— begin Provided data —

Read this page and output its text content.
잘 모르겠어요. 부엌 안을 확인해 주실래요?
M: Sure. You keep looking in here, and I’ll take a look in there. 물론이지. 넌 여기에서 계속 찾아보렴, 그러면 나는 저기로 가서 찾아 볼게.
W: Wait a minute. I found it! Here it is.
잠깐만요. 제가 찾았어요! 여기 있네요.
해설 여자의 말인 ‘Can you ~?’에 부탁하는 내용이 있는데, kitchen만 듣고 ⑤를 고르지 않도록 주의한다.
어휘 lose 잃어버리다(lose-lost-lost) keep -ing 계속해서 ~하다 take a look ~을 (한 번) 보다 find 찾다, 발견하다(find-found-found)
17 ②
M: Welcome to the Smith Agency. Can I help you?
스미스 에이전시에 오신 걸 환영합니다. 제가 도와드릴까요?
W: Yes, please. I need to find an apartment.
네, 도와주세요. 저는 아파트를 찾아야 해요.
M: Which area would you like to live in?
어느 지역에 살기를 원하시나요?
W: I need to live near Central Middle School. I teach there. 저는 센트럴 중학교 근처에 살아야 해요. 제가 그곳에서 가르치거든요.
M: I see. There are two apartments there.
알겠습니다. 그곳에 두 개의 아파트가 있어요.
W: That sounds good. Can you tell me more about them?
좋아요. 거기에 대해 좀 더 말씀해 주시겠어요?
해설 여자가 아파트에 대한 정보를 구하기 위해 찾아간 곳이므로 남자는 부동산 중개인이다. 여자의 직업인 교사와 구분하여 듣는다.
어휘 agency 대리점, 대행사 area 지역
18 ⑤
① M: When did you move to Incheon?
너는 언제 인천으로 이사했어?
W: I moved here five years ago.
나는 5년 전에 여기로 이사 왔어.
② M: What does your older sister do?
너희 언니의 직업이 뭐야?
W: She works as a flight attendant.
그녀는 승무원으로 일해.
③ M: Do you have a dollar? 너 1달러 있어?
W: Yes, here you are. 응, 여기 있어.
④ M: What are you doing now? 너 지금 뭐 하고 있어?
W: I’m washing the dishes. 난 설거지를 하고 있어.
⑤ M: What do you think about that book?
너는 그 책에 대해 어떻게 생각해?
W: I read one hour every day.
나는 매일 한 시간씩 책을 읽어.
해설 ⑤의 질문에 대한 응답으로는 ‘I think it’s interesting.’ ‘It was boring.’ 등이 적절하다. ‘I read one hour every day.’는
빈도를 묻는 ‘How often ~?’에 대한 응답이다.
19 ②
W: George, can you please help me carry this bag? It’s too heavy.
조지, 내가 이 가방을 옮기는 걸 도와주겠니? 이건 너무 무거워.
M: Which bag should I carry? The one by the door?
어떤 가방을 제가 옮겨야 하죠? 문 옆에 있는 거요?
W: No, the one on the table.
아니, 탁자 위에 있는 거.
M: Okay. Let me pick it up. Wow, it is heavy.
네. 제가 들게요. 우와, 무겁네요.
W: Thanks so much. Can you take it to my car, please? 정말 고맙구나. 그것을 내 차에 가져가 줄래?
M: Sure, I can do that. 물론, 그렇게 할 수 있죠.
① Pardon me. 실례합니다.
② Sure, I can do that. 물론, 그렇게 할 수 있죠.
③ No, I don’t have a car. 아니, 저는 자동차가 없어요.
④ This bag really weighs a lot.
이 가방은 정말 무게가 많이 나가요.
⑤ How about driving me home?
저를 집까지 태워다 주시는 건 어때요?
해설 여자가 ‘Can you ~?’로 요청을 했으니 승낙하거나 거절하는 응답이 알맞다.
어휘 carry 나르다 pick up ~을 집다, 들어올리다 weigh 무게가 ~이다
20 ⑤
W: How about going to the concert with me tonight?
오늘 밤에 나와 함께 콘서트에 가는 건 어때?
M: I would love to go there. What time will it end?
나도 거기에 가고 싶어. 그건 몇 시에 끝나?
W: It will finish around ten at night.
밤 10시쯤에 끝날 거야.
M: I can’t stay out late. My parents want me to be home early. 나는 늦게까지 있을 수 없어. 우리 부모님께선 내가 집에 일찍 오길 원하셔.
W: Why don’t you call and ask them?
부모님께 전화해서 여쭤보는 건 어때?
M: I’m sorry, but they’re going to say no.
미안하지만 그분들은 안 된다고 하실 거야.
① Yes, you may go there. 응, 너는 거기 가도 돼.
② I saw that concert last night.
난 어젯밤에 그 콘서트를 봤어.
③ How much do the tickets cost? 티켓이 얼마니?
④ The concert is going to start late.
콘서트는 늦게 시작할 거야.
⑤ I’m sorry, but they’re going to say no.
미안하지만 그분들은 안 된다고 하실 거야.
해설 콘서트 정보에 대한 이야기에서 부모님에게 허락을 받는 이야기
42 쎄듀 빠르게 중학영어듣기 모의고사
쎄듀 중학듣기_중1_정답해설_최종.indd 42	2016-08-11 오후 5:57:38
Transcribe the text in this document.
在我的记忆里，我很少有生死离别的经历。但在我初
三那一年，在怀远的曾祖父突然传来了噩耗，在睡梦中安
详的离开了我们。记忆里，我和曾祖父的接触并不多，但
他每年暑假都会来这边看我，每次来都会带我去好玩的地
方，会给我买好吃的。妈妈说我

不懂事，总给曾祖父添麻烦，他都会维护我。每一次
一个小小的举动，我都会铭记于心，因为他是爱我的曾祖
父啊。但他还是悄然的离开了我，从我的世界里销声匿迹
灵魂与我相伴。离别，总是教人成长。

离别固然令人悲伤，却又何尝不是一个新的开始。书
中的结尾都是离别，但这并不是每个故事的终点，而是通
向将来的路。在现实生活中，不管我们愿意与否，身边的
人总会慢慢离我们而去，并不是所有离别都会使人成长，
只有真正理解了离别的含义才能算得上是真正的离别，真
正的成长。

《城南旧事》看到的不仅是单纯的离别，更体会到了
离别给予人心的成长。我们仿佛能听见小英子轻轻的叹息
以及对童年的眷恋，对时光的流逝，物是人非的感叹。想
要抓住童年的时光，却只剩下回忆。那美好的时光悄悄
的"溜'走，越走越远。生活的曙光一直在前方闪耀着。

— end Provided data —
— begin Provided data —

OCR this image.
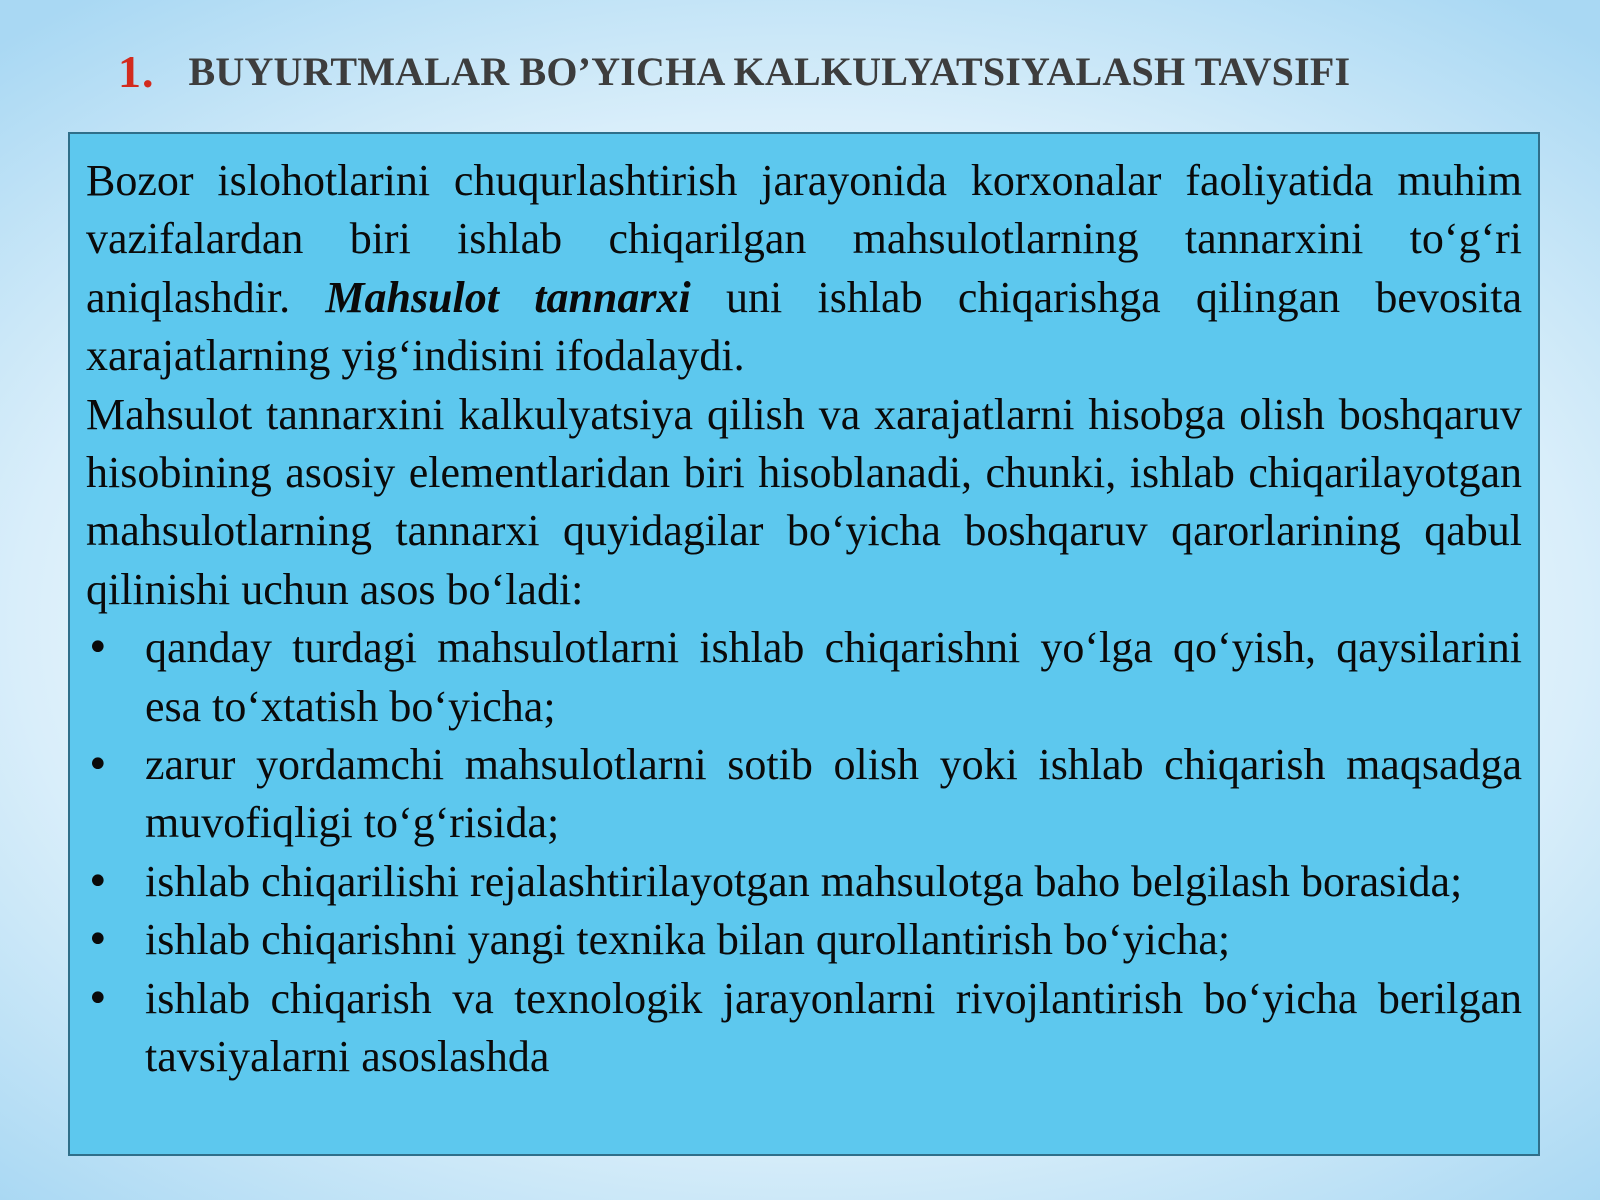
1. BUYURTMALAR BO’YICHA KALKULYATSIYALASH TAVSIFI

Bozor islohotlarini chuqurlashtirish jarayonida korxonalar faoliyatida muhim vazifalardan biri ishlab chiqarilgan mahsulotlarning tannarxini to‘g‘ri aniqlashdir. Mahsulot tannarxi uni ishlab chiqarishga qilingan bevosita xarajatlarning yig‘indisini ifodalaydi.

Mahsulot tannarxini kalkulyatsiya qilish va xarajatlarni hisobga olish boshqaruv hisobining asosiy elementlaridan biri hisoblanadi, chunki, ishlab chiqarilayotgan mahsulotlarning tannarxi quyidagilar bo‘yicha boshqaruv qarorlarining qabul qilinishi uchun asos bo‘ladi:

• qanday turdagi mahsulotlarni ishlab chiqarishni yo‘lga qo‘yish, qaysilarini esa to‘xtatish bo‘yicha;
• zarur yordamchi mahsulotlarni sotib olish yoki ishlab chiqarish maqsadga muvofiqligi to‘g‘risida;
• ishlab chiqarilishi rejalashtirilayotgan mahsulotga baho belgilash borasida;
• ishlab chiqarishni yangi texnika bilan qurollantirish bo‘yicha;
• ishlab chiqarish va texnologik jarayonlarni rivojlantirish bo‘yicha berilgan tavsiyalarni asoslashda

— end Provided data —

Search the entries for the word "biri" and gather every line where it appears.

Bozor islohotlarini chuqurlashtirish jarayonida korxonalar faoliyatida muhim vazifalardan biri ishlab chiqarilgan mahsulotlarning tannarxini to‘g‘ri aniqlashdir. Mahsulot tannarxi uni ishlab chiqarishga qilingan bevosita xarajatlarning yig‘indisini ifodalaydi.
Mahsulot tannarxini kalkulyatsiya qilish va xarajatlarni hisobga olish boshqaruv hisobining asosiy elementlaridan biri hisoblanadi, chunki, ishlab chiqarilayotgan mahsulotlarning tannarxi quyidagilar bo‘yicha boshqaruv qarorlarining qabul qilinishi uchun asos bo‘ladi:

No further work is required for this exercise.